-- BEGIN Excerpted data --
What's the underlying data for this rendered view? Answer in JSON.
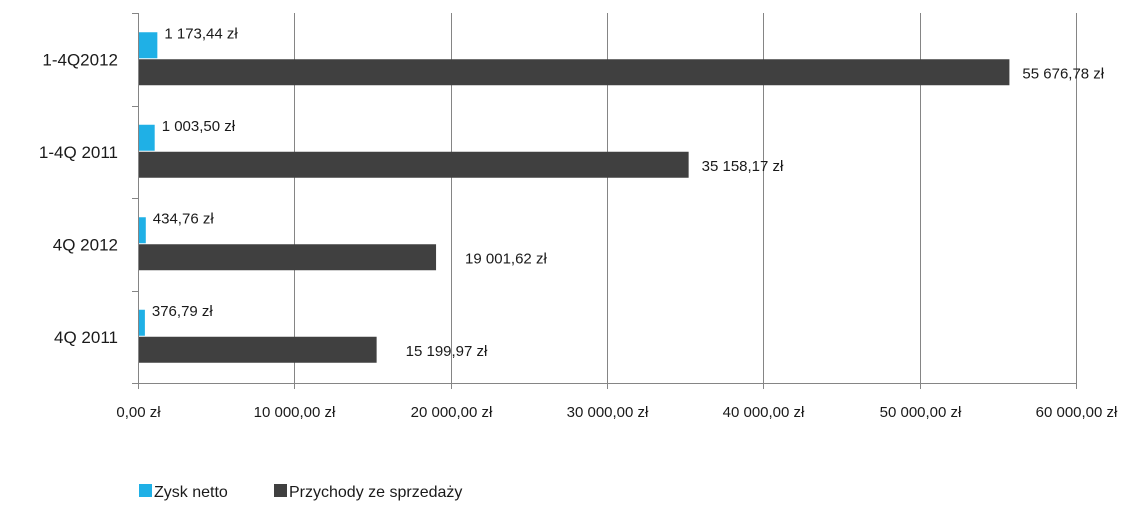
{
  "chart_data": {
    "type": "bar",
    "orientation": "horizontal",
    "title": "",
    "xlabel": "",
    "ylabel": "",
    "categories": [
      "1-4Q2012",
      "1-4Q 2011",
      "4Q 2012",
      "4Q 2011"
    ],
    "series": [
      {
        "name": "Zysk netto",
        "color": "#1fb0e6",
        "values": [
          1173.44,
          1003.5,
          434.76,
          376.79
        ],
        "data_labels": [
          "1 173,44 zł",
          "1 003,50 zł",
          "434,76 zł",
          "376,79 zł"
        ]
      },
      {
        "name": "Przychody ze sprzedaży",
        "color": "#404040",
        "values": [
          55676.78,
          35158.17,
          19001.62,
          15199.97
        ],
        "data_labels": [
          "55 676,78 zł",
          "35 158,17 zł",
          "19 001,62 zł",
          "15 199,97 zł"
        ]
      }
    ],
    "xlim": [
      0,
      60000
    ],
    "x_ticks": [
      0,
      10000,
      20000,
      30000,
      40000,
      50000,
      60000
    ],
    "x_tick_labels": [
      "0,00 zł",
      "10 000,00 zł",
      "20 000,00 zł",
      "30 000,00 zł",
      "40 000,00 zł",
      "50 000,00 zł",
      "60 000,00 zł"
    ],
    "grid": "vertical",
    "legend_position": "bottom-left",
    "gridline_color": "#858585",
    "axis_color": "#858585"
  }
}
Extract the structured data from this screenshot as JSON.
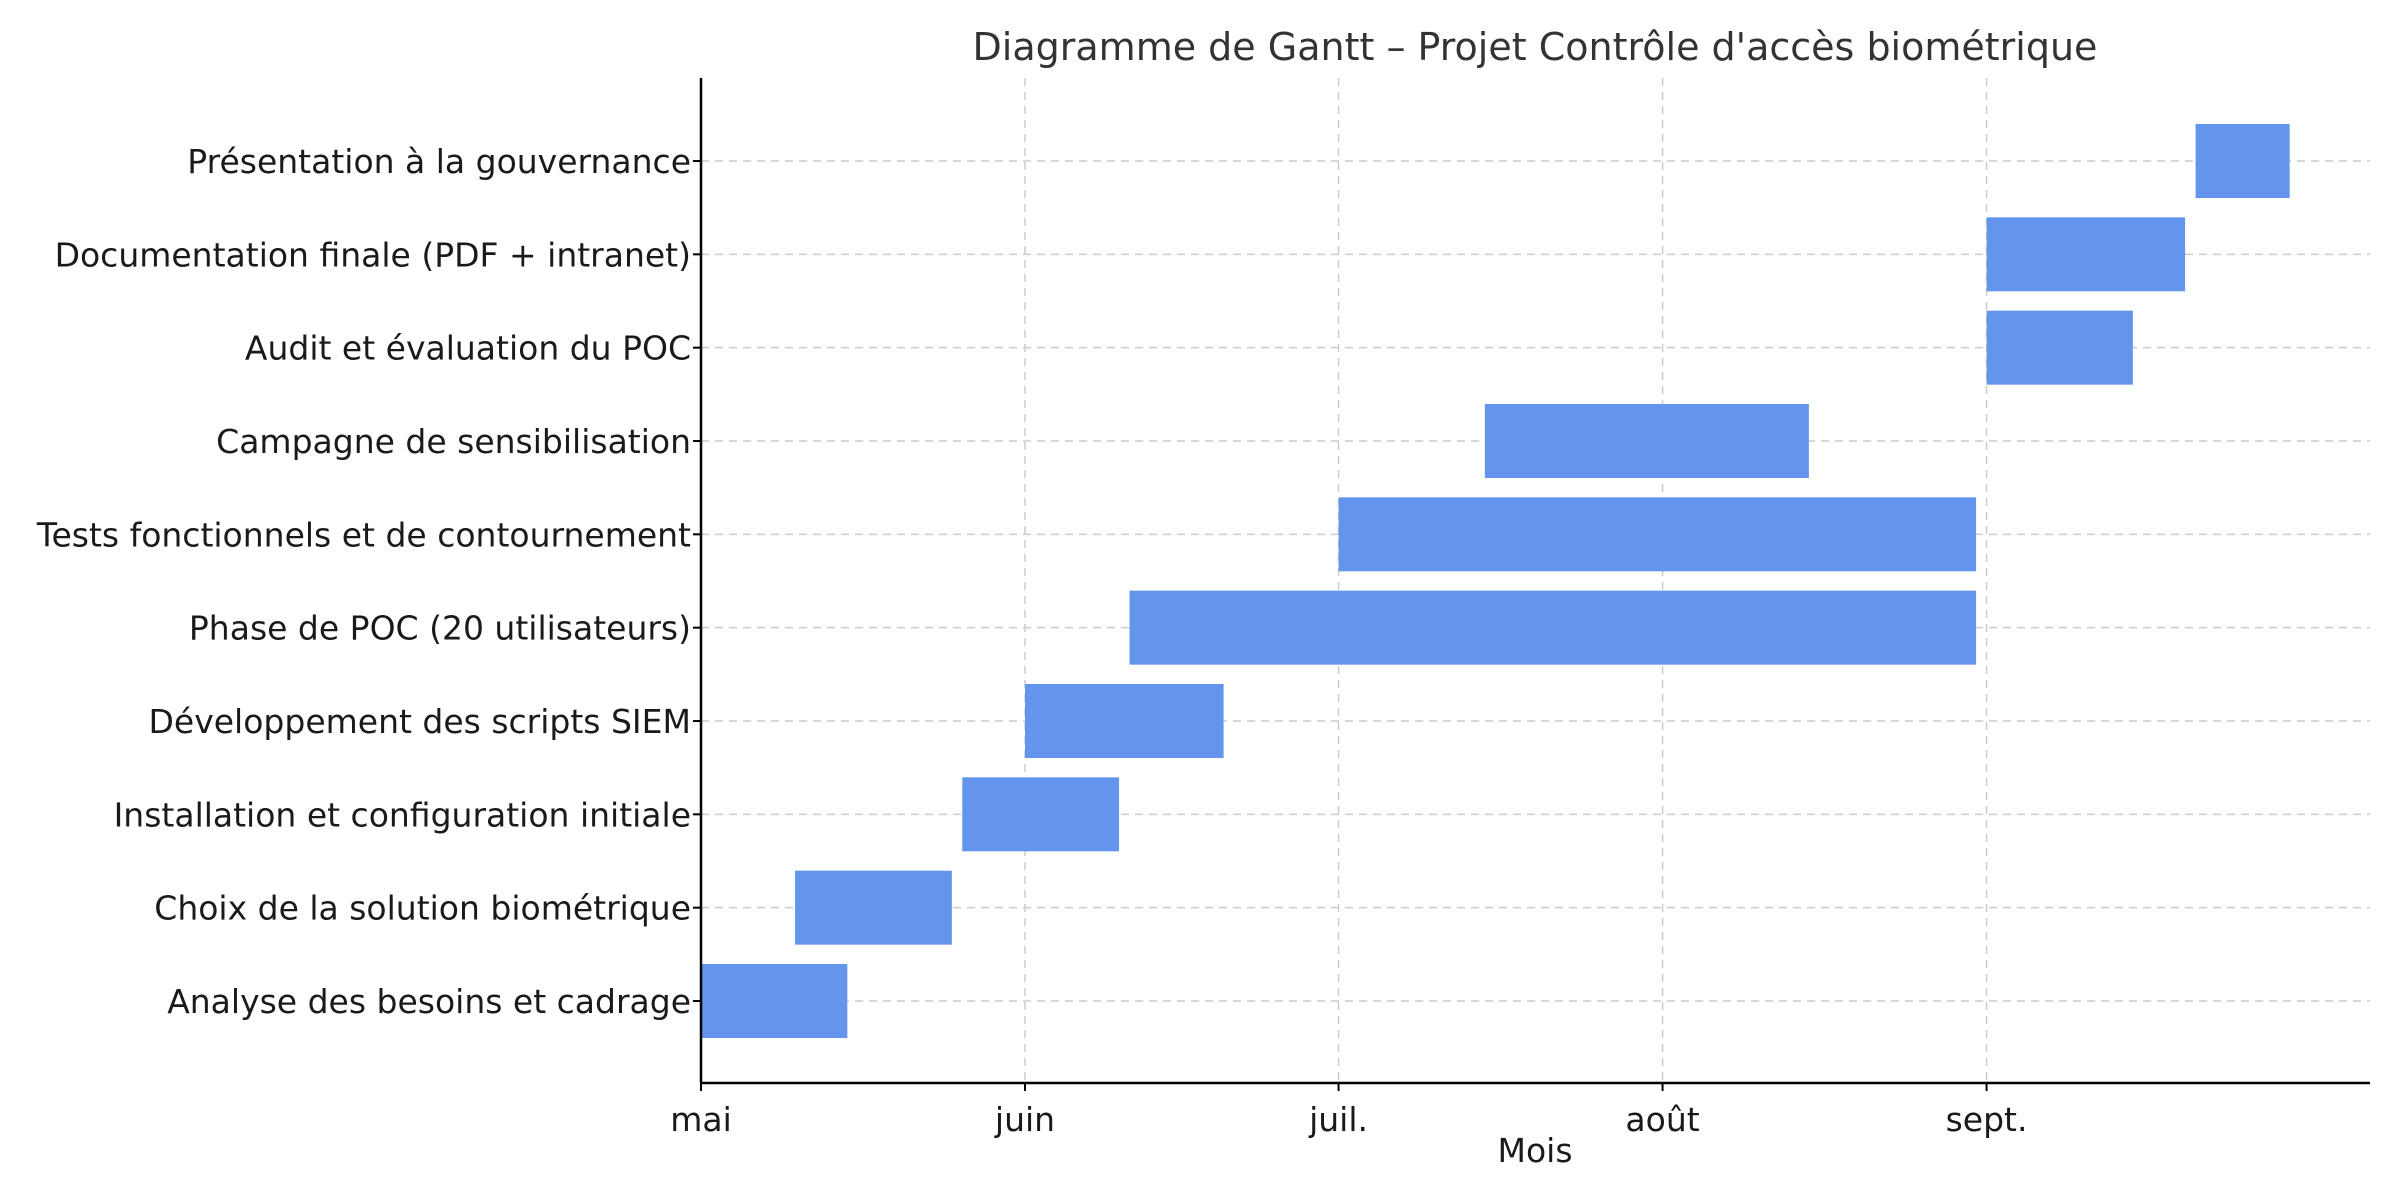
{
  "chart_data": {
    "type": "bar",
    "orientation": "horizontal-gantt",
    "title": "Diagramme de Gantt – Projet Contrôle d'accès biométrique",
    "xlabel": "Mois",
    "ylabel": "",
    "grid": true,
    "bar_color": "#6495ED",
    "xticks": [
      {
        "label": "mai",
        "date": "2024-05-01"
      },
      {
        "label": "juin",
        "date": "2024-06-01"
      },
      {
        "label": "juil.",
        "date": "2024-07-01"
      },
      {
        "label": "août",
        "date": "2024-08-01"
      },
      {
        "label": "sept.",
        "date": "2024-09-01"
      }
    ],
    "xlim": [
      "2024-05-01",
      "2024-09-30"
    ],
    "tasks": [
      {
        "name": "Analyse des besoins et cadrage",
        "start": "2024-05-01",
        "end": "2024-05-15"
      },
      {
        "name": "Choix de la solution biométrique",
        "start": "2024-05-10",
        "end": "2024-05-25"
      },
      {
        "name": "Installation et configuration initiale",
        "start": "2024-05-26",
        "end": "2024-06-10"
      },
      {
        "name": "Développement des scripts SIEM",
        "start": "2024-06-01",
        "end": "2024-06-20"
      },
      {
        "name": "Phase de POC (20 utilisateurs)",
        "start": "2024-06-11",
        "end": "2024-08-31"
      },
      {
        "name": "Tests fonctionnels et de contournement",
        "start": "2024-07-01",
        "end": "2024-08-31"
      },
      {
        "name": "Campagne de sensibilisation",
        "start": "2024-07-15",
        "end": "2024-08-15"
      },
      {
        "name": "Audit et évaluation du POC",
        "start": "2024-09-01",
        "end": "2024-09-15"
      },
      {
        "name": "Documentation finale (PDF + intranet)",
        "start": "2024-09-01",
        "end": "2024-09-20"
      },
      {
        "name": "Présentation à la gouvernance",
        "start": "2024-09-21",
        "end": "2024-09-30"
      }
    ]
  }
}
-- END Excerpted data --
*Problem requirements:* Locate all lines in the listing above with the word "date". Copy them.

*Exercise solution:*
        "date": "2024-05-01"
        "date": "2024-06-01"
        "date": "2024-07-01"
        "date": "2024-08-01"
        "date": "2024-09-01"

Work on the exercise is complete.